▶ [Your goal]
What is needed here is an exact copy of every entry.

[Figure record listings]
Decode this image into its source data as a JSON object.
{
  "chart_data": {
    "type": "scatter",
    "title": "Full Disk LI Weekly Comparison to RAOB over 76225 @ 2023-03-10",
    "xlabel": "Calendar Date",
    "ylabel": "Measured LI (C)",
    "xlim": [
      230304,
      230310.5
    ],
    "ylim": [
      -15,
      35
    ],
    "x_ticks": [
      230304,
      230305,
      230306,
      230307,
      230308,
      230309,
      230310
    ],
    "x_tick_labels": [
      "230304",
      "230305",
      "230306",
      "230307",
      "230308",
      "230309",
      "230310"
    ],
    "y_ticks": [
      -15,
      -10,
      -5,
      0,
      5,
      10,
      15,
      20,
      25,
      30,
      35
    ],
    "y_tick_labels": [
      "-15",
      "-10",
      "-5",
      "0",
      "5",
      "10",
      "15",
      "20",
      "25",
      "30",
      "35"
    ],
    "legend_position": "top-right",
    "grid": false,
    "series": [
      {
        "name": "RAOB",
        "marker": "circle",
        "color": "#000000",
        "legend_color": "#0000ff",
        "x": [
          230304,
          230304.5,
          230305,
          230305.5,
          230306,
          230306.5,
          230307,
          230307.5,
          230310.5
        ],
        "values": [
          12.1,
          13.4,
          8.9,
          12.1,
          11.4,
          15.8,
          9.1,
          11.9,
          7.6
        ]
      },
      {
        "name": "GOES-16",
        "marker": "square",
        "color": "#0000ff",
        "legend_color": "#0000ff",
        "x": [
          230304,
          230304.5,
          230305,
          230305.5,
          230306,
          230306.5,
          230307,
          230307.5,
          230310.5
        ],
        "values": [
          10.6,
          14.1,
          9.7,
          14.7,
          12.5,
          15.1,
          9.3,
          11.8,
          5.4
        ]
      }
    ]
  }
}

▶ [Answer to this task]
Decode this image into its source data as a JSON object.
{
  "chart_data": {
    "type": "scatter",
    "title": "Full Disk LI Weekly Comparison to RAOB over 76225 @ 2023-03-10",
    "xlabel": "Calendar Date",
    "ylabel": "Measured LI (C)",
    "xlim": [
      230304,
      230310.5
    ],
    "ylim": [
      -15,
      35
    ],
    "x_ticks": [
      230304,
      230305,
      230306,
      230307,
      230308,
      230309,
      230310
    ],
    "x_tick_labels": [
      "230304",
      "230305",
      "230306",
      "230307",
      "230308",
      "230309",
      "230310"
    ],
    "y_ticks": [
      -15,
      -10,
      -5,
      0,
      5,
      10,
      15,
      20,
      25,
      30,
      35
    ],
    "y_tick_labels": [
      "-15",
      "-10",
      "-5",
      "0",
      "5",
      "10",
      "15",
      "20",
      "25",
      "30",
      "35"
    ],
    "legend_position": "top-right",
    "grid": false,
    "series": [
      {
        "name": "RAOB",
        "marker": "circle",
        "color": "#000000",
        "legend_color": "#0000ff",
        "x": [
          230304,
          230304.5,
          230305,
          230305.5,
          230306,
          230306.5,
          230307,
          230307.5,
          230310.5
        ],
        "values": [
          12.1,
          13.4,
          8.9,
          12.1,
          11.4,
          15.8,
          9.1,
          11.9,
          7.6
        ]
      },
      {
        "name": "GOES-16",
        "marker": "square",
        "color": "#0000ff",
        "legend_color": "#0000ff",
        "x": [
          230304,
          230304.5,
          230305,
          230305.5,
          230306,
          230306.5,
          230307,
          230307.5,
          230310.5
        ],
        "values": [
          10.6,
          14.1,
          9.7,
          14.7,
          12.5,
          15.1,
          9.3,
          11.8,
          5.4
        ]
      }
    ]
  }
}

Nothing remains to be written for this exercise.